-- Begin Record extracts --

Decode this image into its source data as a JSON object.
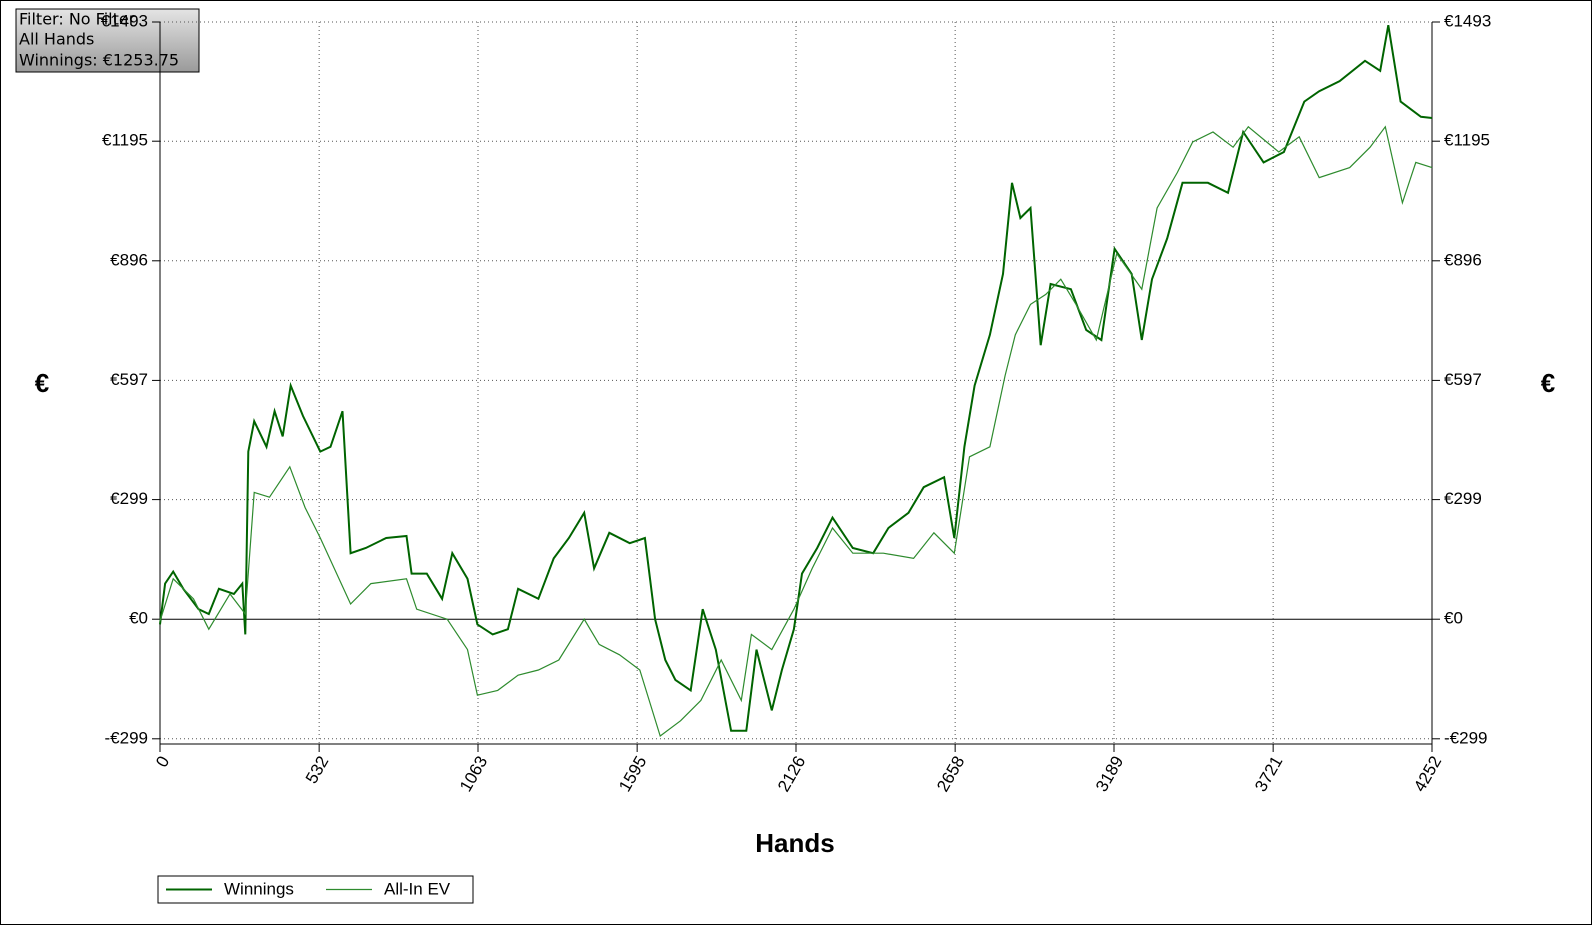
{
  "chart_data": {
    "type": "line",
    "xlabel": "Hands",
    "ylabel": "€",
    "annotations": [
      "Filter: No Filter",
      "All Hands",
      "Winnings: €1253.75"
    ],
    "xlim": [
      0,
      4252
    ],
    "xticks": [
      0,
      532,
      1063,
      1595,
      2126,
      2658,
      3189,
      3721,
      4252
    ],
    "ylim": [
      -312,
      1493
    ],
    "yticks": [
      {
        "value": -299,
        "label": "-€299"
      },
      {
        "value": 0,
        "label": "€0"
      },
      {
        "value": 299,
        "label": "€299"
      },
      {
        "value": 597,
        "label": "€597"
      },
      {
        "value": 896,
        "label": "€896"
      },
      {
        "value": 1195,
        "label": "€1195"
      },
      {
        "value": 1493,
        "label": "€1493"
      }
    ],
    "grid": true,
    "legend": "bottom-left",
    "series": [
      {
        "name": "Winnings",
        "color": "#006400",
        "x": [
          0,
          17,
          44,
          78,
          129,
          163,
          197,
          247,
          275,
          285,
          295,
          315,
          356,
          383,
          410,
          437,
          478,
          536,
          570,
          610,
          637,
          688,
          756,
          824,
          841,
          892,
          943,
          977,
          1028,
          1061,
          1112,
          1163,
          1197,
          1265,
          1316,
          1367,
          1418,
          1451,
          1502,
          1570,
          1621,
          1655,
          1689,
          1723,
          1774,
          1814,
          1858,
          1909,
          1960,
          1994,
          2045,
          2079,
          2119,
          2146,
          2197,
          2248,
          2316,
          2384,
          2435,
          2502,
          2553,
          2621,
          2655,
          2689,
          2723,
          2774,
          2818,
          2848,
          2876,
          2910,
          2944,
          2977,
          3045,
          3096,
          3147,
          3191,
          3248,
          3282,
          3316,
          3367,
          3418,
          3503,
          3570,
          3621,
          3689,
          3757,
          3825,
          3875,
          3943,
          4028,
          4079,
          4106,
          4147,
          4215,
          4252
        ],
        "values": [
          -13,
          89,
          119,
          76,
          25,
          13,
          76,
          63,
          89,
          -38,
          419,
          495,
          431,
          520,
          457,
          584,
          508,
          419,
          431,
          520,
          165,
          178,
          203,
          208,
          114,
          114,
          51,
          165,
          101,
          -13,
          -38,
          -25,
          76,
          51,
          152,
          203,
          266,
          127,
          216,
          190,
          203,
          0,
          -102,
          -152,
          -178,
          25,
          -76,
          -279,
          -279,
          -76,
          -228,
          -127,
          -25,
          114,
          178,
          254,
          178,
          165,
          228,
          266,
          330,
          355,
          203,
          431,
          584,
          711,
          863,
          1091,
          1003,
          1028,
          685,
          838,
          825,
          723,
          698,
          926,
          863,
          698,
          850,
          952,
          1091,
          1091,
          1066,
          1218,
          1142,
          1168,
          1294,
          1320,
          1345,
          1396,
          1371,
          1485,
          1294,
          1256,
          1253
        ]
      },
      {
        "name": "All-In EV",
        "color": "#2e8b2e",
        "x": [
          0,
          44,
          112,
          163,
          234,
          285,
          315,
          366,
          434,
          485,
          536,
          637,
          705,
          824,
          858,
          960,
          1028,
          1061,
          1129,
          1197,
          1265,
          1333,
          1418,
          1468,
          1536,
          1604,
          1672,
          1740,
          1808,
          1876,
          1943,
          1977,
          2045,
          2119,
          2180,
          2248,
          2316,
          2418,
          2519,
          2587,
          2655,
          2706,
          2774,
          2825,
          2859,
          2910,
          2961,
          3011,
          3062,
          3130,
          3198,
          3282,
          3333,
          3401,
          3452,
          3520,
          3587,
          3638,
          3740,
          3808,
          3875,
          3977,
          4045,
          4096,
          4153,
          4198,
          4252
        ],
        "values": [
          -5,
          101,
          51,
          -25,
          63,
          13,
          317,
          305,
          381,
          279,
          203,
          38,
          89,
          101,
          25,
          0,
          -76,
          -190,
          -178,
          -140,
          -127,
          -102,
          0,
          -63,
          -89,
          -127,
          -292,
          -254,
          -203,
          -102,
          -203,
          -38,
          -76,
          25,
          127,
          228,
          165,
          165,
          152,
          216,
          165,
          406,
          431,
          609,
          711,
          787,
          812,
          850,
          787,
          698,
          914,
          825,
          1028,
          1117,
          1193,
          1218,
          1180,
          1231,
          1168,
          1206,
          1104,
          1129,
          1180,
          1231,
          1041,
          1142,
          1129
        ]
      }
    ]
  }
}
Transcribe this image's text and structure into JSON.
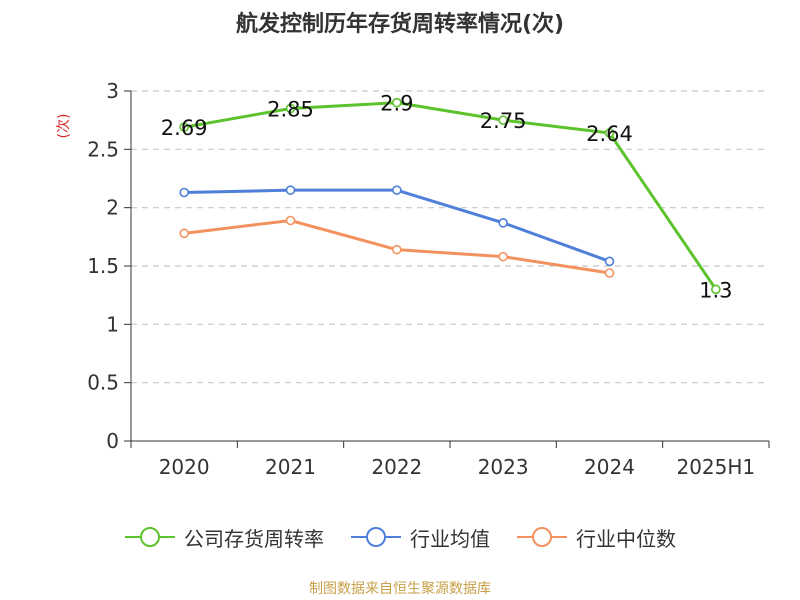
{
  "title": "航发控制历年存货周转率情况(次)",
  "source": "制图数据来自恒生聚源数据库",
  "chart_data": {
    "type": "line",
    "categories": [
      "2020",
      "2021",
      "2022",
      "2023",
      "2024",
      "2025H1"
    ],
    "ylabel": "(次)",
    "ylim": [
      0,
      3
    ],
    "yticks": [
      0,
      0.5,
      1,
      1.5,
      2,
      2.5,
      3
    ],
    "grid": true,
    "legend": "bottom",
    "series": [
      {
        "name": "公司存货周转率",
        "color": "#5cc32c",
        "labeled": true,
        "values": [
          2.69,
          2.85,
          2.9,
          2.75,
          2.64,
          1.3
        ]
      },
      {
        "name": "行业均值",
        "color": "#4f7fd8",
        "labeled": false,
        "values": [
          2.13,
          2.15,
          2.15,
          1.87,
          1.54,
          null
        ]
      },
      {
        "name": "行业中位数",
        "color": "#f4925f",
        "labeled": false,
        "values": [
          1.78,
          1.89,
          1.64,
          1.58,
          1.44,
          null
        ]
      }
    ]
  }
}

-- End Record extracts --

Written task:
Return all of the data exactly as written, and drop the pictures.

Exercise response:
Decode this image into its source data as a JSON object.
{
  "chart_data": {
    "type": "line",
    "xlabel": "Hands",
    "ylabel": "€",
    "annotations": [
      "Filter: No Filter",
      "All Hands",
      "Winnings: €1253.75"
    ],
    "xlim": [
      0,
      4252
    ],
    "xticks": [
      0,
      532,
      1063,
      1595,
      2126,
      2658,
      3189,
      3721,
      4252
    ],
    "ylim": [
      -312,
      1493
    ],
    "yticks": [
      {
        "value": -299,
        "label": "-€299"
      },
      {
        "value": 0,
        "label": "€0"
      },
      {
        "value": 299,
        "label": "€299"
      },
      {
        "value": 597,
        "label": "€597"
      },
      {
        "value": 896,
        "label": "€896"
      },
      {
        "value": 1195,
        "label": "€1195"
      },
      {
        "value": 1493,
        "label": "€1493"
      }
    ],
    "grid": true,
    "legend": "bottom-left",
    "series": [
      {
        "name": "Winnings",
        "color": "#006400",
        "x": [
          0,
          17,
          44,
          78,
          129,
          163,
          197,
          247,
          275,
          285,
          295,
          315,
          356,
          383,
          410,
          437,
          478,
          536,
          570,
          610,
          637,
          688,
          756,
          824,
          841,
          892,
          943,
          977,
          1028,
          1061,
          1112,
          1163,
          1197,
          1265,
          1316,
          1367,
          1418,
          1451,
          1502,
          1570,
          1621,
          1655,
          1689,
          1723,
          1774,
          1814,
          1858,
          1909,
          1960,
          1994,
          2045,
          2079,
          2119,
          2146,
          2197,
          2248,
          2316,
          2384,
          2435,
          2502,
          2553,
          2621,
          2655,
          2689,
          2723,
          2774,
          2818,
          2848,
          2876,
          2910,
          2944,
          2977,
          3045,
          3096,
          3147,
          3191,
          3248,
          3282,
          3316,
          3367,
          3418,
          3503,
          3570,
          3621,
          3689,
          3757,
          3825,
          3875,
          3943,
          4028,
          4079,
          4106,
          4147,
          4215,
          4252
        ],
        "values": [
          -13,
          89,
          119,
          76,
          25,
          13,
          76,
          63,
          89,
          -38,
          419,
          495,
          431,
          520,
          457,
          584,
          508,
          419,
          431,
          520,
          165,
          178,
          203,
          208,
          114,
          114,
          51,
          165,
          101,
          -13,
          -38,
          -25,
          76,
          51,
          152,
          203,
          266,
          127,
          216,
          190,
          203,
          0,
          -102,
          -152,
          -178,
          25,
          -76,
          -279,
          -279,
          -76,
          -228,
          -127,
          -25,
          114,
          178,
          254,
          178,
          165,
          228,
          266,
          330,
          355,
          203,
          431,
          584,
          711,
          863,
          1091,
          1003,
          1028,
          685,
          838,
          825,
          723,
          698,
          926,
          863,
          698,
          850,
          952,
          1091,
          1091,
          1066,
          1218,
          1142,
          1168,
          1294,
          1320,
          1345,
          1396,
          1371,
          1485,
          1294,
          1256,
          1253
        ]
      },
      {
        "name": "All-In EV",
        "color": "#2e8b2e",
        "x": [
          0,
          44,
          112,
          163,
          234,
          285,
          315,
          366,
          434,
          485,
          536,
          637,
          705,
          824,
          858,
          960,
          1028,
          1061,
          1129,
          1197,
          1265,
          1333,
          1418,
          1468,
          1536,
          1604,
          1672,
          1740,
          1808,
          1876,
          1943,
          1977,
          2045,
          2119,
          2180,
          2248,
          2316,
          2418,
          2519,
          2587,
          2655,
          2706,
          2774,
          2825,
          2859,
          2910,
          2961,
          3011,
          3062,
          3130,
          3198,
          3282,
          3333,
          3401,
          3452,
          3520,
          3587,
          3638,
          3740,
          3808,
          3875,
          3977,
          4045,
          4096,
          4153,
          4198,
          4252
        ],
        "values": [
          -5,
          101,
          51,
          -25,
          63,
          13,
          317,
          305,
          381,
          279,
          203,
          38,
          89,
          101,
          25,
          0,
          -76,
          -190,
          -178,
          -140,
          -127,
          -102,
          0,
          -63,
          -89,
          -127,
          -292,
          -254,
          -203,
          -102,
          -203,
          -38,
          -76,
          25,
          127,
          228,
          165,
          165,
          152,
          216,
          165,
          406,
          431,
          609,
          711,
          787,
          812,
          850,
          787,
          698,
          914,
          825,
          1028,
          1117,
          1193,
          1218,
          1180,
          1231,
          1168,
          1206,
          1104,
          1129,
          1180,
          1231,
          1041,
          1142,
          1129
        ]
      }
    ]
  }
}
Transcribe this image's text and structure into JSON.
{
  "title": "航发控制历年存货周转率情况(次)",
  "source": "制图数据来自恒生聚源数据库",
  "chart_data": {
    "type": "line",
    "categories": [
      "2020",
      "2021",
      "2022",
      "2023",
      "2024",
      "2025H1"
    ],
    "ylabel": "(次)",
    "ylim": [
      0,
      3
    ],
    "yticks": [
      0,
      0.5,
      1,
      1.5,
      2,
      2.5,
      3
    ],
    "grid": true,
    "legend": "bottom",
    "series": [
      {
        "name": "公司存货周转率",
        "color": "#5cc32c",
        "labeled": true,
        "values": [
          2.69,
          2.85,
          2.9,
          2.75,
          2.64,
          1.3
        ]
      },
      {
        "name": "行业均值",
        "color": "#4f7fd8",
        "labeled": false,
        "values": [
          2.13,
          2.15,
          2.15,
          1.87,
          1.54,
          null
        ]
      },
      {
        "name": "行业中位数",
        "color": "#f4925f",
        "labeled": false,
        "values": [
          1.78,
          1.89,
          1.64,
          1.58,
          1.44,
          null
        ]
      }
    ]
  }
}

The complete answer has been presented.